## START

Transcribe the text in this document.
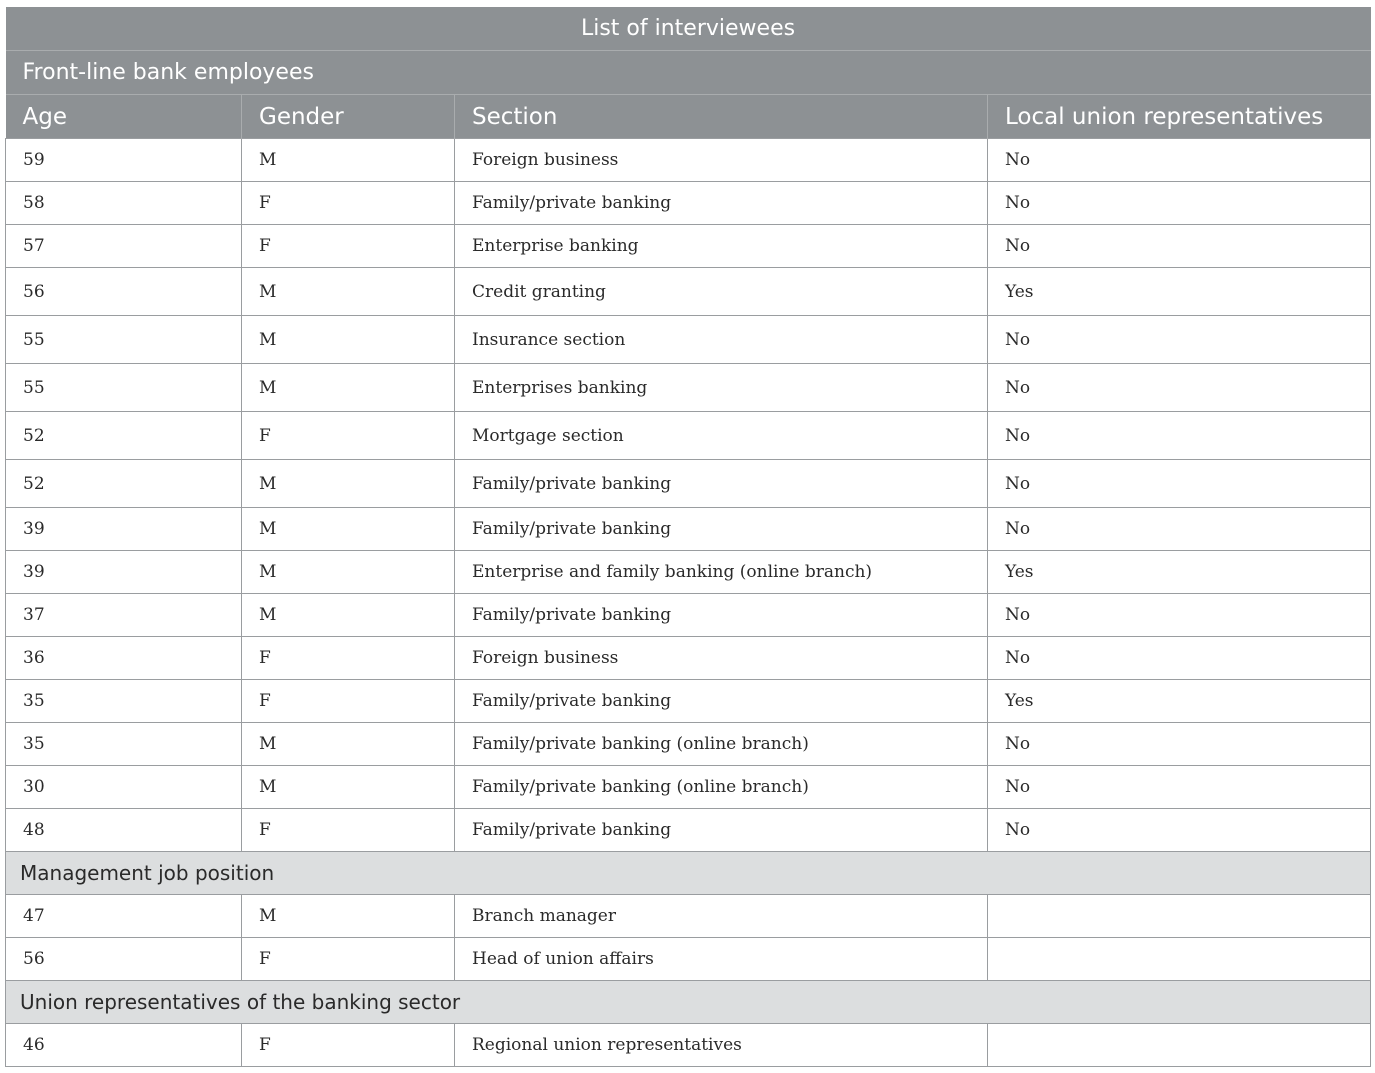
List of interviewees			
Front-line bank employees			
Age	Gender	Section	Local union representatives
59	M	Foreign business	No
58	F	Family/private banking	No
57	F	Enterprise banking	No
56	M	Credit granting	Yes
55	M	Insurance section	No
55	M	Enterprises banking	No
52	F	Mortgage section	No
52	M	Family/private banking	No
39	M	Family/private banking	No
39	M	Enterprise and family banking (online branch)	Yes
37	M	Family/private banking	No
36	F	Foreign business	No
35	F	Family/private banking	Yes
35	M	Family/private banking (online branch)	No
30	M	Family/private banking (online branch)	No
48	F	Family/private banking	No
Management job position			
47	M	Branch manager	
56	F	Head of union affairs	
Union representatives of the banking sector			
46	F	Regional union representatives	
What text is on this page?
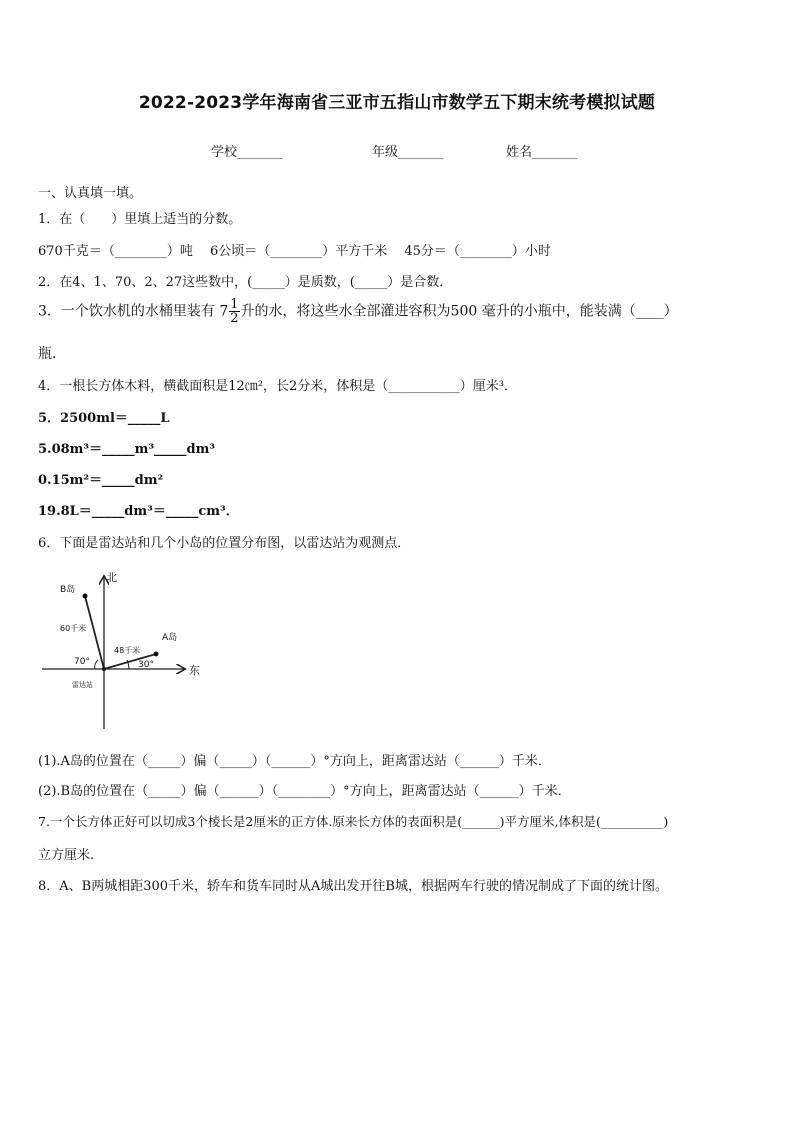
2022-2023学年海南省三亚市五指山市数学五下期末统考模拟试题
学校_______	年级_______	姓名_______
一、认真填一填。
1．在（　　）里填上适当的分数。
670千克＝（________）吨　 6公顷＝（________）平方千米　 45分＝（________）小时
2．在4、1、70、2、27这些数中，(_____）是质数，(_____）是合数．
3．一个饮水机的水桶里装有 $7 \frac{1}{2}$ 升的水，将这些水全部灌进容积为500 毫升的小瓶中，能装满（____）
瓶．
4．一根长方体木料，横截面积是12㎝²，长2分米，体积是（___________）厘米³．
5．2500ml＝_____L
5.08m³＝_____m³_____dm³
0.15m²＝_____dm²
19.8L＝_____dm³＝_____cm³．
6．下面是雷达站和几个小岛的位置分布图，以雷达站为观测点．
北
东
B岛
A岛
60千米
48千米
70°	30°
雷达站
(1).A岛的位置在（_____）偏（_____）（______）°方向上，距离雷达站（______）千米．
(2).B岛的位置在（_____）偏（______）（________）°方向上，距离雷达站（______）千米．
7.一个长方体正好可以切成3个棱长是2厘米的正方体.原来长方体的表面积是(______)平方厘米,体积是(__________)
立方厘米.
8．A、B两城相距300千米，轿车和货车同时从A城出发开往B城，根据两车行驶的情况制成了下面的统计图。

## END

**Exercise goal**: Repeat the preceding records precisely, and leave every picture out of the copy.

**Output of the task**:
Transcribe the text in this document.
List of interviewees			
Front-line bank employees			
Age	Gender	Section	Local union representatives
59	M	Foreign business	No
58	F	Family/private banking	No
57	F	Enterprise banking	No
56	M	Credit granting	Yes
55	M	Insurance section	No
55	M	Enterprises banking	No
52	F	Mortgage section	No
52	M	Family/private banking	No
39	M	Family/private banking	No
39	M	Enterprise and family banking (online branch)	Yes
37	M	Family/private banking	No
36	F	Foreign business	No
35	F	Family/private banking	Yes
35	M	Family/private banking (online branch)	No
30	M	Family/private banking (online branch)	No
48	F	Family/private banking	No
Management job position			
47	M	Branch manager	
56	F	Head of union affairs	
Union representatives of the banking sector			
46	F	Regional union representatives	
What text is on this page?
2022-2023学年海南省三亚市五指山市数学五下期末统考模拟试题
学校_______	年级_______	姓名_______
一、认真填一填。
1．在（　　）里填上适当的分数。
670千克＝（________）吨　 6公顷＝（________）平方千米　 45分＝（________）小时
2．在4、1、70、2、27这些数中，(_____）是质数，(_____）是合数．
3．一个饮水机的水桶里装有 $7 \frac{1}{2}$ 升的水，将这些水全部灌进容积为500 毫升的小瓶中，能装满（____）
瓶．
4．一根长方体木料，横截面积是12㎝²，长2分米，体积是（___________）厘米³．
5．2500ml＝_____L
5.08m³＝_____m³_____dm³
0.15m²＝_____dm²
19.8L＝_____dm³＝_____cm³．
6．下面是雷达站和几个小岛的位置分布图，以雷达站为观测点．
北
东
B岛
A岛
60千米
48千米
70°	30°
雷达站
(1).A岛的位置在（_____）偏（_____）（______）°方向上，距离雷达站（______）千米．
(2).B岛的位置在（_____）偏（______）（________）°方向上，距离雷达站（______）千米．
7.一个长方体正好可以切成3个棱长是2厘米的正方体.原来长方体的表面积是(______)平方厘米,体积是(__________)
立方厘米.
8．A、B两城相距300千米，轿车和货车同时从A城出发开往B城，根据两车行驶的情况制成了下面的统计图。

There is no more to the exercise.